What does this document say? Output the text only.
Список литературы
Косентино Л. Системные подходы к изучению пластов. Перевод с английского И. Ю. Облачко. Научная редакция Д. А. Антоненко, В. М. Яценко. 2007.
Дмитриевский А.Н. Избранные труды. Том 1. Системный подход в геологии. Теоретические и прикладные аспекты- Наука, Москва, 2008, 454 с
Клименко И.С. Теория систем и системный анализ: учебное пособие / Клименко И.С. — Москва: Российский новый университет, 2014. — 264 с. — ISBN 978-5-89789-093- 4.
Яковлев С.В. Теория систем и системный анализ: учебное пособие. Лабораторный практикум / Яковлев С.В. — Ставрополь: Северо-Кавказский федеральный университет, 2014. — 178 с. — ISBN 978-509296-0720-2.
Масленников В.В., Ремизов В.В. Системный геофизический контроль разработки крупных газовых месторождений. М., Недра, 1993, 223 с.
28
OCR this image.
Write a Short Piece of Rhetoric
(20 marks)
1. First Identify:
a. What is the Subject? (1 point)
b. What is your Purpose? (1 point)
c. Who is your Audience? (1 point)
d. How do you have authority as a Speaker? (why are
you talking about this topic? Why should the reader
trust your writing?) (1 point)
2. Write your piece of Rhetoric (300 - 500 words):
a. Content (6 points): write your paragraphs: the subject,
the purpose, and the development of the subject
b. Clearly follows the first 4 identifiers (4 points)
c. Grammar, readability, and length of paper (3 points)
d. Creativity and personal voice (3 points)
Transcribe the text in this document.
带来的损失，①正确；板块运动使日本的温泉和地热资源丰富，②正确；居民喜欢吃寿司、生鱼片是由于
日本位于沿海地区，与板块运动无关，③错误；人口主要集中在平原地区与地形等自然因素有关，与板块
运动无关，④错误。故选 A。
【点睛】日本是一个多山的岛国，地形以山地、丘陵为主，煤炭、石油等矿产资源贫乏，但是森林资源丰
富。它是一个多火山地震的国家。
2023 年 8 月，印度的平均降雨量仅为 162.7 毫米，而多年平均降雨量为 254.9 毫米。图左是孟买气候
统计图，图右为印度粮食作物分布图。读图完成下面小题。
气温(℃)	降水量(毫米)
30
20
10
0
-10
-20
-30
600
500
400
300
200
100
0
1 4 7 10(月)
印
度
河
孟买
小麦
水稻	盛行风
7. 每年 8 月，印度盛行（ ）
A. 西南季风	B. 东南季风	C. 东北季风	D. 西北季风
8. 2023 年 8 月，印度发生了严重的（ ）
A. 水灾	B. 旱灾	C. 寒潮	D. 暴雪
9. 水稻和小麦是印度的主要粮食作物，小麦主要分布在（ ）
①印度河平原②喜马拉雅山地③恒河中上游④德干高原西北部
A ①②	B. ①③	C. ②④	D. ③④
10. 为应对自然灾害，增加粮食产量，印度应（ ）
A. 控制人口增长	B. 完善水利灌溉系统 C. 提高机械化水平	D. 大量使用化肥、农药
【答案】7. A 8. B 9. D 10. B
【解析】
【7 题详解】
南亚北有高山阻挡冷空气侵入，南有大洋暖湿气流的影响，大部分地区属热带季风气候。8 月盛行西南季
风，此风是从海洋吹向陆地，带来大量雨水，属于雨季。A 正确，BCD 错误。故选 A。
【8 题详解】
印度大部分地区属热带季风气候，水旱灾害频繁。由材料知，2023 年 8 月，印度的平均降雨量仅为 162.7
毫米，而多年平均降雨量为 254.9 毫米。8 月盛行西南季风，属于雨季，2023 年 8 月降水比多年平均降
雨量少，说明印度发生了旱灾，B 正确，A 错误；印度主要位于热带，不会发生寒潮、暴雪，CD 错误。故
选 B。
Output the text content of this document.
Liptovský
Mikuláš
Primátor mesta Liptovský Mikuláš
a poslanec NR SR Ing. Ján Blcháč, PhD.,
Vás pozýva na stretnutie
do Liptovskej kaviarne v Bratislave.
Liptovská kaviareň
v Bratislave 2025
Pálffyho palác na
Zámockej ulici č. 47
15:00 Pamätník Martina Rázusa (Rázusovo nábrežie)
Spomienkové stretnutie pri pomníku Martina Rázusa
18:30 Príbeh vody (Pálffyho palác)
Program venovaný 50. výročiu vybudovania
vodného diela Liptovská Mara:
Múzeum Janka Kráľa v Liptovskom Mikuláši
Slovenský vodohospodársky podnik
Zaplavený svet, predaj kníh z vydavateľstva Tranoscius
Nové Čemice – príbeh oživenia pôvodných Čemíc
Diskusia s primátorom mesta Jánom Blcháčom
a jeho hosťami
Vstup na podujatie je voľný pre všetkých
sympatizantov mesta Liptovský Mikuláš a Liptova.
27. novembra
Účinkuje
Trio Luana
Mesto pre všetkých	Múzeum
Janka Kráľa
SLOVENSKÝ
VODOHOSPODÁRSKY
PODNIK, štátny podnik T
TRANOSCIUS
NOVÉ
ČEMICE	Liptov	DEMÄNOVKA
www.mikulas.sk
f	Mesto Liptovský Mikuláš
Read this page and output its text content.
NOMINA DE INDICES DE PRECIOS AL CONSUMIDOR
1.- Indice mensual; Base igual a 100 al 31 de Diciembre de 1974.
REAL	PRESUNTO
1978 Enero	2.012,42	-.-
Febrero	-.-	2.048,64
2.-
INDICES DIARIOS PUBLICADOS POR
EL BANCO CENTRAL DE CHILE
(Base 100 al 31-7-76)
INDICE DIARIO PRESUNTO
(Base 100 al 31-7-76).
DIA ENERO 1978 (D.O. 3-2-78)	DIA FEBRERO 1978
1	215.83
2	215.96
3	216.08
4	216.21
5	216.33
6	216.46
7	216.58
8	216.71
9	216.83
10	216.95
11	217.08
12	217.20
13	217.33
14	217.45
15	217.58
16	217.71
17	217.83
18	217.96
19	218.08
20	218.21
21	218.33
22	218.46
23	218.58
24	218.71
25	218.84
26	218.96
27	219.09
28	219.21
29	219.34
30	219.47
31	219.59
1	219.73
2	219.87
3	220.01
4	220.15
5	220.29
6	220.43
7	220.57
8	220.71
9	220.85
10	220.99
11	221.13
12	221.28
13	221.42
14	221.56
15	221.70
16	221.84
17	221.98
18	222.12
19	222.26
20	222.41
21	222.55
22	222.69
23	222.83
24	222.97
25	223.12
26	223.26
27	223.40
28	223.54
###
» **WRITTEN REQUEST**:
Restate each of the entries above verbatim.

» **WORKED ANSWER**:
What does this document say? Output the text only.
Список литературы
Косентино Л. Системные подходы к изучению пластов. Перевод с английского И. Ю. Облачко. Научная редакция Д. А. Антоненко, В. М. Яценко. 2007.
Дмитриевский А.Н. Избранные труды. Том 1. Системный подход в геологии. Теоретические и прикладные аспекты- Наука, Москва, 2008, 454 с
Клименко И.С. Теория систем и системный анализ: учебное пособие / Клименко И.С. — Москва: Российский новый университет, 2014. — 264 с. — ISBN 978-5-89789-093- 4.
Яковлев С.В. Теория систем и системный анализ: учебное пособие. Лабораторный практикум / Яковлев С.В. — Ставрополь: Северо-Кавказский федеральный университет, 2014. — 178 с. — ISBN 978-509296-0720-2.
Масленников В.В., Ремизов В.В. Системный геофизический контроль разработки крупных газовых месторождений. М., Недра, 1993, 223 с.
28
OCR this image.
Write a Short Piece of Rhetoric
(20 marks)
1. First Identify:
a. What is the Subject? (1 point)
b. What is your Purpose? (1 point)
c. Who is your Audience? (1 point)
d. How do you have authority as a Speaker? (why are
you talking about this topic? Why should the reader
trust your writing?) (1 point)
2. Write your piece of Rhetoric (300 - 500 words):
a. Content (6 points): write your paragraphs: the subject,
the purpose, and the development of the subject
b. Clearly follows the first 4 identifiers (4 points)
c. Grammar, readability, and length of paper (3 points)
d. Creativity and personal voice (3 points)
Transcribe the text in this document.
带来的损失，①正确；板块运动使日本的温泉和地热资源丰富，②正确；居民喜欢吃寿司、生鱼片是由于
日本位于沿海地区，与板块运动无关，③错误；人口主要集中在平原地区与地形等自然因素有关，与板块
运动无关，④错误。故选 A。
【点睛】日本是一个多山的岛国，地形以山地、丘陵为主，煤炭、石油等矿产资源贫乏，但是森林资源丰
富。它是一个多火山地震的国家。
2023 年 8 月，印度的平均降雨量仅为 162.7 毫米，而多年平均降雨量为 254.9 毫米。图左是孟买气候
统计图，图右为印度粮食作物分布图。读图完成下面小题。
气温(℃)	降水量(毫米)
30
20
10
0
-10
-20
-30
600
500
400
300
200
100
0
1 4 7 10(月)
印
度
河
孟买
小麦
水稻	盛行风
7. 每年 8 月，印度盛行（ ）
A. 西南季风	B. 东南季风	C. 东北季风	D. 西北季风
8. 2023 年 8 月，印度发生了严重的（ ）
A. 水灾	B. 旱灾	C. 寒潮	D. 暴雪
9. 水稻和小麦是印度的主要粮食作物，小麦主要分布在（ ）
①印度河平原②喜马拉雅山地③恒河中上游④德干高原西北部
A ①②	B. ①③	C. ②④	D. ③④
10. 为应对自然灾害，增加粮食产量，印度应（ ）
A. 控制人口增长	B. 完善水利灌溉系统 C. 提高机械化水平	D. 大量使用化肥、农药
【答案】7. A 8. B 9. D 10. B
【解析】
【7 题详解】
南亚北有高山阻挡冷空气侵入，南有大洋暖湿气流的影响，大部分地区属热带季风气候。8 月盛行西南季
风，此风是从海洋吹向陆地，带来大量雨水，属于雨季。A 正确，BCD 错误。故选 A。
【8 题详解】
印度大部分地区属热带季风气候，水旱灾害频繁。由材料知，2023 年 8 月，印度的平均降雨量仅为 162.7
毫米，而多年平均降雨量为 254.9 毫米。8 月盛行西南季风，属于雨季，2023 年 8 月降水比多年平均降
雨量少，说明印度发生了旱灾，B 正确，A 错误；印度主要位于热带，不会发生寒潮、暴雪，CD 错误。故
选 B。
Output the text content of this document.
Liptovský
Mikuláš
Primátor mesta Liptovský Mikuláš
a poslanec NR SR Ing. Ján Blcháč, PhD.,
Vás pozýva na stretnutie
do Liptovskej kaviarne v Bratislave.
Liptovská kaviareň
v Bratislave 2025
Pálffyho palác na
Zámockej ulici č. 47
15:00 Pamätník Martina Rázusa (Rázusovo nábrežie)
Spomienkové stretnutie pri pomníku Martina Rázusa
18:30 Príbeh vody (Pálffyho palác)
Program venovaný 50. výročiu vybudovania
vodného diela Liptovská Mara:
Múzeum Janka Kráľa v Liptovskom Mikuláši
Slovenský vodohospodársky podnik
Zaplavený svet, predaj kníh z vydavateľstva Tranoscius
Nové Čemice – príbeh oživenia pôvodných Čemíc
Diskusia s primátorom mesta Jánom Blcháčom
a jeho hosťami
Vstup na podujatie je voľný pre všetkých
sympatizantov mesta Liptovský Mikuláš a Liptova.
27. novembra
Účinkuje
Trio Luana
Mesto pre všetkých	Múzeum
Janka Kráľa
SLOVENSKÝ
VODOHOSPODÁRSKY
PODNIK, štátny podnik T
TRANOSCIUS
NOVÉ
ČEMICE	Liptov	DEMÄNOVKA
www.mikulas.sk
f	Mesto Liptovský Mikuláš
Read this page and output its text content.
NOMINA DE INDICES DE PRECIOS AL CONSUMIDOR
1.- Indice mensual; Base igual a 100 al 31 de Diciembre de 1974.
REAL	PRESUNTO
1978 Enero	2.012,42	-.-
Febrero	-.-	2.048,64
2.-
INDICES DIARIOS PUBLICADOS POR
EL BANCO CENTRAL DE CHILE
(Base 100 al 31-7-76)
INDICE DIARIO PRESUNTO
(Base 100 al 31-7-76).
DIA ENERO 1978 (D.O. 3-2-78)	DIA FEBRERO 1978
1	215.83
2	215.96
3	216.08
4	216.21
5	216.33
6	216.46
7	216.58
8	216.71
9	216.83
10	216.95
11	217.08
12	217.20
13	217.33
14	217.45
15	217.58
16	217.71
17	217.83
18	217.96
19	218.08
20	218.21
21	218.33
22	218.46
23	218.58
24	218.71
25	218.84
26	218.96
27	219.09
28	219.21
29	219.34
30	219.47
31	219.59
1	219.73
2	219.87
3	220.01
4	220.15
5	220.29
6	220.43
7	220.57
8	220.71
9	220.85
10	220.99
11	221.13
12	221.28
13	221.42
14	221.56
15	221.70
16	221.84
17	221.98
18	222.12
19	222.26
20	222.41
21	222.55
22	222.69
23	222.83
24	222.97
25	223.12
26	223.26
27	223.40
28	223.54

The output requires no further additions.